Repeat all of the data precisely.

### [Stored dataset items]

.....

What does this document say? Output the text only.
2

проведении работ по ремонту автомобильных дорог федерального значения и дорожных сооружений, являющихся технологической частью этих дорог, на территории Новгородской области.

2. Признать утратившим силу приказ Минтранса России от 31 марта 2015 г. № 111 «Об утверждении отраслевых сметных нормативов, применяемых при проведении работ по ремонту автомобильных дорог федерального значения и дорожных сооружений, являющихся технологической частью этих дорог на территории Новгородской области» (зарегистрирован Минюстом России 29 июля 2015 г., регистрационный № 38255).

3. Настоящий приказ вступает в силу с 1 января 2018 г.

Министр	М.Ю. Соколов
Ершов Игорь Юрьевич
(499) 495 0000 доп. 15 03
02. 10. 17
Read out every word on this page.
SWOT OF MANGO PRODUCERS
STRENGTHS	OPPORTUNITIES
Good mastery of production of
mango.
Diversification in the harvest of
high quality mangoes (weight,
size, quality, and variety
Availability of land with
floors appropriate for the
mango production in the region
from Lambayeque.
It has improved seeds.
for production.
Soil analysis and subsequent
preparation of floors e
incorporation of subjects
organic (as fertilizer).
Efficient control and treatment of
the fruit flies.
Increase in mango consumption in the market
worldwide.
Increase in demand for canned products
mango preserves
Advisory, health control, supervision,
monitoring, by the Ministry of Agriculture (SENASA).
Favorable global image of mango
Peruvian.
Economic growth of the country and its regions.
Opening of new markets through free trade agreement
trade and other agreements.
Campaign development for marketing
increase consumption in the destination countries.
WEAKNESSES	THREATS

.....

### [Task output]
What does this document say? Output the text only.
2

проведении работ по ремонту автомобильных дорог федерального значения и дорожных сооружений, являющихся технологической частью этих дорог, на территории Новгородской области.

2. Признать утратившим силу приказ Минтранса России от 31 марта 2015 г. № 111 «Об утверждении отраслевых сметных нормативов, применяемых при проведении работ по ремонту автомобильных дорог федерального значения и дорожных сооружений, являющихся технологической частью этих дорог на территории Новгородской области» (зарегистрирован Минюстом России 29 июля 2015 г., регистрационный № 38255).

3. Настоящий приказ вступает в силу с 1 января 2018 г.

Министр	М.Ю. Соколов
Ершов Игорь Юрьевич
(499) 495 0000 доп. 15 03
02. 10. 17
Read out every word on this page.
SWOT OF MANGO PRODUCERS
STRENGTHS	OPPORTUNITIES
Good mastery of production of
mango.
Diversification in the harvest of
high quality mangoes (weight,
size, quality, and variety
Availability of land with
floors appropriate for the
mango production in the region
from Lambayeque.
It has improved seeds.
for production.
Soil analysis and subsequent
preparation of floors e
incorporation of subjects
organic (as fertilizer).
Efficient control and treatment of
the fruit flies.
Increase in mango consumption in the market
worldwide.
Increase in demand for canned products
mango preserves
Advisory, health control, supervision,
monitoring, by the Ministry of Agriculture (SENASA).
Favorable global image of mango
Peruvian.
Economic growth of the country and its regions.
Opening of new markets through free trade agreement
trade and other agreements.
Campaign development for marketing
increase consumption in the destination countries.
WEAKNESSES	THREATS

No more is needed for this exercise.